## Written exercise
Write out exactly, please, the lines from the one containing "Give me the" to the end of the material.

## Records to process

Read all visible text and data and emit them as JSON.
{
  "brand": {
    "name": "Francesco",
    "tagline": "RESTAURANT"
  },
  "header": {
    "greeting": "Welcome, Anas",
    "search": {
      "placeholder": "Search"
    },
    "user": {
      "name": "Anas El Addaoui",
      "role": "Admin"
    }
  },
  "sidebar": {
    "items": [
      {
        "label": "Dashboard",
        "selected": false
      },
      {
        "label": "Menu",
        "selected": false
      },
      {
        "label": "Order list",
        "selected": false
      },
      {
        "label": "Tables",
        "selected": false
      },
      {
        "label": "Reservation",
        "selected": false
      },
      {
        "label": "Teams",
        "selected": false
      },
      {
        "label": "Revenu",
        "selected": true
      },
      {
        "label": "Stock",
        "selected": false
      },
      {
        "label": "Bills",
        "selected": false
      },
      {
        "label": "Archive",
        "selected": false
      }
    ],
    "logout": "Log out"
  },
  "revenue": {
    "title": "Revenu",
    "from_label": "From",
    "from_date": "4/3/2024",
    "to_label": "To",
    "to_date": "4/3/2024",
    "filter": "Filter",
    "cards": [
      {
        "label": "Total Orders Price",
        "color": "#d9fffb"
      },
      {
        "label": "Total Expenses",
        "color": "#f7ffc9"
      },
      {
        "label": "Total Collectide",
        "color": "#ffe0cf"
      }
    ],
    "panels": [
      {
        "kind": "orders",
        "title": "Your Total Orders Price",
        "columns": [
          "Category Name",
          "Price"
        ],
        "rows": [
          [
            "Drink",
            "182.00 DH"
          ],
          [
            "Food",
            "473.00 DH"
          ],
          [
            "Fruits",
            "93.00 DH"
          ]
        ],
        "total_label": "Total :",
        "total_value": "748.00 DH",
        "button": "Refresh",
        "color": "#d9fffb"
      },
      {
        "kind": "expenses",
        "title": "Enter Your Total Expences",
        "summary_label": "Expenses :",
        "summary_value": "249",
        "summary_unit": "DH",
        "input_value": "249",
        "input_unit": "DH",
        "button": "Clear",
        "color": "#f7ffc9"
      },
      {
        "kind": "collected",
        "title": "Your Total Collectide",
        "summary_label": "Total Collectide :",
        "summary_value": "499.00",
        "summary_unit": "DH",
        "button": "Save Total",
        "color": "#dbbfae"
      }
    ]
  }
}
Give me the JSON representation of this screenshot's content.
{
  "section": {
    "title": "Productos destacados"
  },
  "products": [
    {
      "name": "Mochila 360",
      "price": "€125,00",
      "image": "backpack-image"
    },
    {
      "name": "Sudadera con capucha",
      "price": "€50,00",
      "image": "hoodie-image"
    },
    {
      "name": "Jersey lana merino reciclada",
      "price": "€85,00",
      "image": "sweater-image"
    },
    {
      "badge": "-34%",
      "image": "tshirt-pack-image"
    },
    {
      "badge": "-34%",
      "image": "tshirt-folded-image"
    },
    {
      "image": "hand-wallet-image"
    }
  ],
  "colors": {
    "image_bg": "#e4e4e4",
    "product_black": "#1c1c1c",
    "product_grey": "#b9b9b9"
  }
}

## Task answer
Give me the JSON representation of this screenshot's content.
{
  "section": {
    "title": "Productos destacados"
  },
  "products": [
    {
      "name": "Mochila 360",
      "price": "€125,00",
      "image": "backpack-image"
    },
    {
      "name": "Sudadera con capucha",
      "price": "€50,00",
      "image": "hoodie-image"
    },
    {
      "name": "Jersey lana merino reciclada",
      "price": "€85,00",
      "image": "sweater-image"
    },
    {
      "badge": "-34%",
      "image": "tshirt-pack-image"
    },
    {
      "badge": "-34%",
      "image": "tshirt-folded-image"
    },
    {
      "image": "hand-wallet-image"
    }
  ],
  "colors": {
    "image_bg": "#e4e4e4",
    "product_black": "#1c1c1c",
    "product_grey": "#b9b9b9"
  }
}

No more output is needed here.